» SOURCE DATA:
--- begin ---
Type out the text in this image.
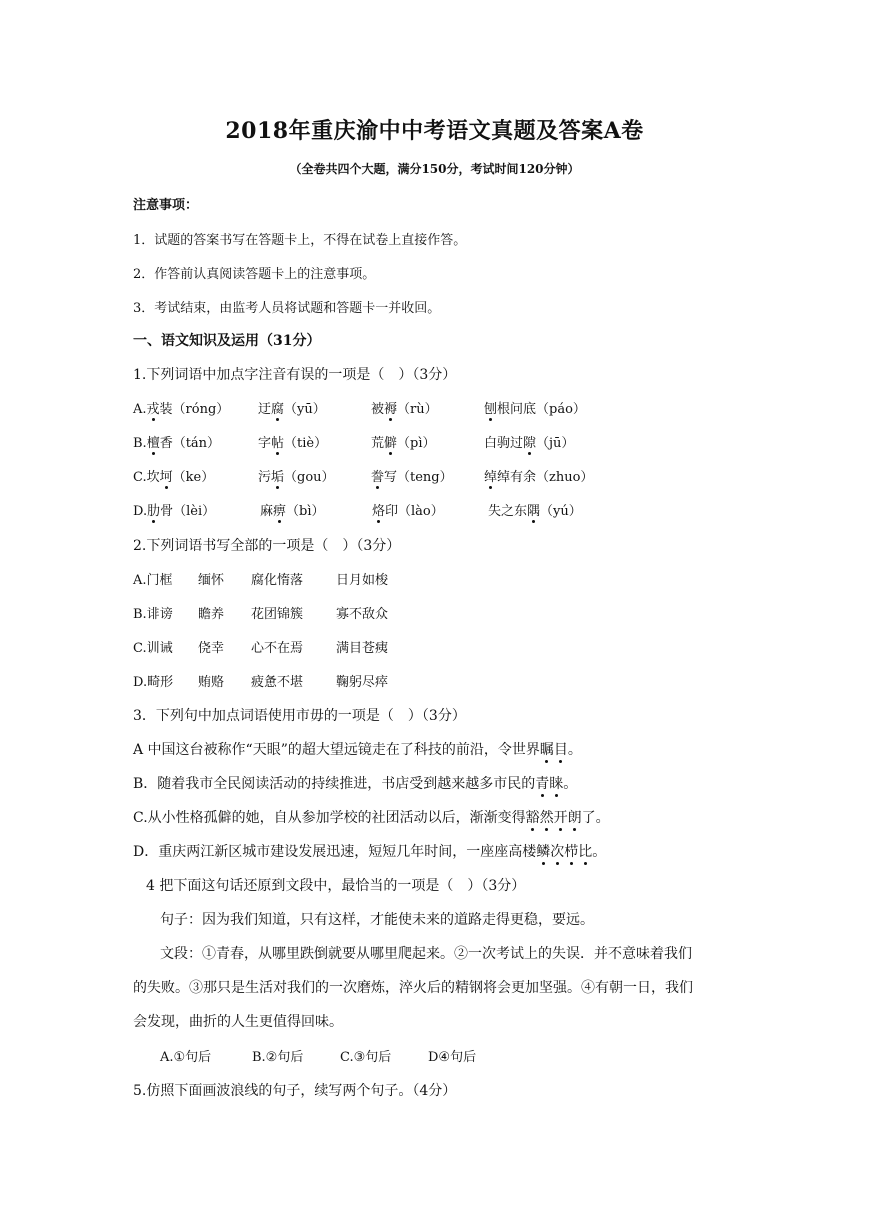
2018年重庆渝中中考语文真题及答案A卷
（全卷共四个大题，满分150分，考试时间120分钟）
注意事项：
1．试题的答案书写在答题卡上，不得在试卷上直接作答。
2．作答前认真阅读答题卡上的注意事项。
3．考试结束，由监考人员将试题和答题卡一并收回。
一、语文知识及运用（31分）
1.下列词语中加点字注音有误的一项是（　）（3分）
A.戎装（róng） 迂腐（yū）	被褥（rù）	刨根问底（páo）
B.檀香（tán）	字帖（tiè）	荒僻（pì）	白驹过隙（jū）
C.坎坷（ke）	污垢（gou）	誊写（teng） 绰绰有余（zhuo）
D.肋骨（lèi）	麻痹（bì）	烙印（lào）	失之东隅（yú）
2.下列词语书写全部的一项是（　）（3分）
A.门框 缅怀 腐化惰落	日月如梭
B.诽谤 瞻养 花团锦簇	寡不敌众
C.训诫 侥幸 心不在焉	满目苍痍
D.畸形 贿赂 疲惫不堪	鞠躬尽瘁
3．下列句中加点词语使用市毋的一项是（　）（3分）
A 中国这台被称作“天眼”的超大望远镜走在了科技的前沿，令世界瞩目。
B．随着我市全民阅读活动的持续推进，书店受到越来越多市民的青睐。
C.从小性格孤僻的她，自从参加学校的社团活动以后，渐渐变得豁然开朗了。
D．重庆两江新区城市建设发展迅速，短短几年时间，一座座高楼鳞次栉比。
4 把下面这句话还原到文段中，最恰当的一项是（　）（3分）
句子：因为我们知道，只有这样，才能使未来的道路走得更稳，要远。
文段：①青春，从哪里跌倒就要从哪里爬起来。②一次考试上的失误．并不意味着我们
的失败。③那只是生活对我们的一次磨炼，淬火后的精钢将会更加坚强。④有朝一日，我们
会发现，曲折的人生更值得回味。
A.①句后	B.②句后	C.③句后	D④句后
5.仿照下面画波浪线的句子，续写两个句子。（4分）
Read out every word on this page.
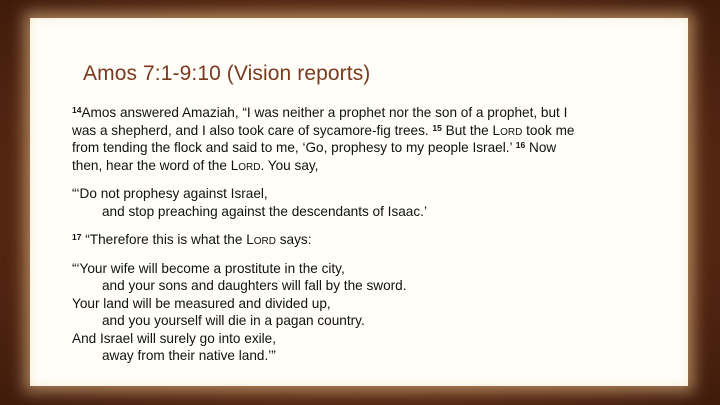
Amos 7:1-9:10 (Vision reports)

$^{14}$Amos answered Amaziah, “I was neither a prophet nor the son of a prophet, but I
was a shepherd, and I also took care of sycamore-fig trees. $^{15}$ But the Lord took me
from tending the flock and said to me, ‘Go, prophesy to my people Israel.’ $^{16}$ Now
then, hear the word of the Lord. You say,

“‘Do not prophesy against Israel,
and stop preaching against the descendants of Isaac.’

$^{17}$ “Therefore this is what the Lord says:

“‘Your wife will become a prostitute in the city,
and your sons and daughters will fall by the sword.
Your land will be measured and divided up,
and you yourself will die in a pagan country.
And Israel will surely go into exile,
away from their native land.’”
--- end ---
» TASK DIRECTIONS: Scan the listing above for the word "will" and show each line where it is found.

» TASK SOLUTION:
“‘Your wife will become a prostitute in the city,
and your sons and daughters will fall by the sword.
Your land will be measured and divided up,
and you yourself will die in a pagan country.
And Israel will surely go into exile,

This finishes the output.